Each line that holds the word "name" counts once; give the total number of such lines and nothing else.

**Rows:**
####################
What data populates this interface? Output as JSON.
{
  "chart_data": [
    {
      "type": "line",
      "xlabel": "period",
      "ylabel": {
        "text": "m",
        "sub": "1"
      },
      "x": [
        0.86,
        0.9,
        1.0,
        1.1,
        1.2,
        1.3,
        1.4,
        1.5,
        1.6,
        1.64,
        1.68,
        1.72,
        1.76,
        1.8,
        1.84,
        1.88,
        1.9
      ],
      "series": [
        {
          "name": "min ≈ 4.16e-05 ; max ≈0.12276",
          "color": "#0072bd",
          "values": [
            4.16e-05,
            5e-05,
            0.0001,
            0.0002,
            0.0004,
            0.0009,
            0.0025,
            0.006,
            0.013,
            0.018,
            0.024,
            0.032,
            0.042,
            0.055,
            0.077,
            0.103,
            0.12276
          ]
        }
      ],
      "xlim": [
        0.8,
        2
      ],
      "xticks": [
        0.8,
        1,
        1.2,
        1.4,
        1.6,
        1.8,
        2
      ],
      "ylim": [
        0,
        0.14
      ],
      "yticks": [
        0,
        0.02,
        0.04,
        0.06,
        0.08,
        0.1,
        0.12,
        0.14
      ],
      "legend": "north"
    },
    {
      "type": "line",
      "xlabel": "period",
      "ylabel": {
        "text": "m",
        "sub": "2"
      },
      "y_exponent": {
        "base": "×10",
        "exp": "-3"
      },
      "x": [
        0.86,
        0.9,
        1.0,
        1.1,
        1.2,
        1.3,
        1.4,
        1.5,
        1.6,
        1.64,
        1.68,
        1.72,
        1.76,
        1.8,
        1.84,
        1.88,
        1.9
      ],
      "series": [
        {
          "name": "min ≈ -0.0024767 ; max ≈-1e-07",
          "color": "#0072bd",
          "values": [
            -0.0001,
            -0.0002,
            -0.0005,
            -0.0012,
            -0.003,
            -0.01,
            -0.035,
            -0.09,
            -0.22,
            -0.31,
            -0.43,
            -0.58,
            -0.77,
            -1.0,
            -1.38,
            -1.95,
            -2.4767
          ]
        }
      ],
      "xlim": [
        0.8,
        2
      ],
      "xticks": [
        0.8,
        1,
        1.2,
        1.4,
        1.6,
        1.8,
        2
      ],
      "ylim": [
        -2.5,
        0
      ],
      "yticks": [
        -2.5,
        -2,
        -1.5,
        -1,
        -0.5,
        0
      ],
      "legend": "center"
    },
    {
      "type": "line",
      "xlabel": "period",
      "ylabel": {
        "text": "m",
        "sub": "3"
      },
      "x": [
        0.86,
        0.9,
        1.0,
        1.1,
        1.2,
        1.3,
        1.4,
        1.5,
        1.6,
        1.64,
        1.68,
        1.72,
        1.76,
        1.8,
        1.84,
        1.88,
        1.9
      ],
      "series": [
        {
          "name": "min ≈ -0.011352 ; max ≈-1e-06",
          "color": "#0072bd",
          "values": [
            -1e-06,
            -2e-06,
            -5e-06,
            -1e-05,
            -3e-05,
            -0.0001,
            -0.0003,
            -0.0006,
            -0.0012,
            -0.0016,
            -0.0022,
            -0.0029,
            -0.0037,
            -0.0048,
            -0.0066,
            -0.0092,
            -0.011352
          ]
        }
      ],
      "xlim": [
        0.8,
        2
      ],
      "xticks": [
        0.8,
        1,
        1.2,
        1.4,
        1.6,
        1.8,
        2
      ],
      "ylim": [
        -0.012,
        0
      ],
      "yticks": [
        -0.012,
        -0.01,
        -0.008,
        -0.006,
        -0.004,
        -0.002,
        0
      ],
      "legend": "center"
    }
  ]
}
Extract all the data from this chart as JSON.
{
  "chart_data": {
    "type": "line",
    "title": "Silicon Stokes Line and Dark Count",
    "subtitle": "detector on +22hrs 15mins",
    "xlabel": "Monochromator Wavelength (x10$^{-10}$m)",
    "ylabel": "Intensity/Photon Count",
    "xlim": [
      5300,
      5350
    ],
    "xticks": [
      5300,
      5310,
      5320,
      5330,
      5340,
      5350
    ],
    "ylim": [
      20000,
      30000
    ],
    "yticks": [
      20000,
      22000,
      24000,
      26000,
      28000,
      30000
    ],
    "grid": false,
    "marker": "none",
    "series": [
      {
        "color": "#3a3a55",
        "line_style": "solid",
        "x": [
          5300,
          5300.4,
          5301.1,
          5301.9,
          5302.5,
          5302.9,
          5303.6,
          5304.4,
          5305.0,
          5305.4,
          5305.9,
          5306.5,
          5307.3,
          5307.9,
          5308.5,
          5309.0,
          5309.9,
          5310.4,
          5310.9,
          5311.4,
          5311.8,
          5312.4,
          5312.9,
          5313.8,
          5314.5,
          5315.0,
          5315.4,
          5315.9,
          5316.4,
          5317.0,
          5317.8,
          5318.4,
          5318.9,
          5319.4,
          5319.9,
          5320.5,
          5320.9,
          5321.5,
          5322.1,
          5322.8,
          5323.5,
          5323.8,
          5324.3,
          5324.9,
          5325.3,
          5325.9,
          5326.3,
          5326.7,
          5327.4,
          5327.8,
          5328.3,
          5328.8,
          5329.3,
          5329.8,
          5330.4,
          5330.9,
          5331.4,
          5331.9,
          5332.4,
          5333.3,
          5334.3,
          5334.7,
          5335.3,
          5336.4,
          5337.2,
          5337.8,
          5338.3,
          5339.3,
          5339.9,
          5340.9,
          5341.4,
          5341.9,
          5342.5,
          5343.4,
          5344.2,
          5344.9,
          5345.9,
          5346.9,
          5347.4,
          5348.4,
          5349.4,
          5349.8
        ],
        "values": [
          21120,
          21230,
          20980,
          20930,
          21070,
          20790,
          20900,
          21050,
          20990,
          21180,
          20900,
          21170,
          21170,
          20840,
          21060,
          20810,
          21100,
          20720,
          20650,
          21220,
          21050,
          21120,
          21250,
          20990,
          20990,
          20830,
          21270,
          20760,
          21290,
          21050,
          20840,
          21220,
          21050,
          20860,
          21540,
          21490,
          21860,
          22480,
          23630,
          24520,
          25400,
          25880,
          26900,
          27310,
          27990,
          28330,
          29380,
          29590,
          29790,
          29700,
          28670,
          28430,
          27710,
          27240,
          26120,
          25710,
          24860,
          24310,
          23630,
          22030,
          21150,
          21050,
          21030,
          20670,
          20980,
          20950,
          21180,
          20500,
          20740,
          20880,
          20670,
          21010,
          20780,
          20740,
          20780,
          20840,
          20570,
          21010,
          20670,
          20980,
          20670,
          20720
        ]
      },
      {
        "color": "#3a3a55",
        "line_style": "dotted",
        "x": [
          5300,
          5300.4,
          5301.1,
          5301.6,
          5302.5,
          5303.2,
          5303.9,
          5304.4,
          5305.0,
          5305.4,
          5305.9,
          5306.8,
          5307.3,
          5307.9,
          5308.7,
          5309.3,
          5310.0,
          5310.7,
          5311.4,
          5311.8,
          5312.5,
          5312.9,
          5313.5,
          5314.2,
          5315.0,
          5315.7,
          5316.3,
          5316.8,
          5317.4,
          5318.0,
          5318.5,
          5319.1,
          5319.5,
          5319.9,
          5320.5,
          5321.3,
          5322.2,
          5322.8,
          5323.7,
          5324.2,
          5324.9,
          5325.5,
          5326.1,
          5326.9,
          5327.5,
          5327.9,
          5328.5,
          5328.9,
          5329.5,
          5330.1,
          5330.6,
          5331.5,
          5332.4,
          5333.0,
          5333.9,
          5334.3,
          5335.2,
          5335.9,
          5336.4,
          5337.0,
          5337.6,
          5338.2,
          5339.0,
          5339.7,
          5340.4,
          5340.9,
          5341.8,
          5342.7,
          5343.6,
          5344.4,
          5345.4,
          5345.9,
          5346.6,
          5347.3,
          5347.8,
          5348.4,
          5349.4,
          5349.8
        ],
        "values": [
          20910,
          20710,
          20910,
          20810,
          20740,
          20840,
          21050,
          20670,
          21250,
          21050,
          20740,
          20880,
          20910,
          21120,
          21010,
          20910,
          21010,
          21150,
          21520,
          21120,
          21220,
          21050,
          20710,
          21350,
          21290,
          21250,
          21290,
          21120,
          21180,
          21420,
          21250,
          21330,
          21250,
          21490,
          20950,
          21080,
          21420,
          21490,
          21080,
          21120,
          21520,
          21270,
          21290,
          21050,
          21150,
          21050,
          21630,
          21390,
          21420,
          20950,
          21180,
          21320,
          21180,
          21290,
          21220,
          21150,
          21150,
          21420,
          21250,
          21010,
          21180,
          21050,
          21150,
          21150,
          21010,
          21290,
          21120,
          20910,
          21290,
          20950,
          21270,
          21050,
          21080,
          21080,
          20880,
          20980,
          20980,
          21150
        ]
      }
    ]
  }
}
####################
**Exercise answer:** 3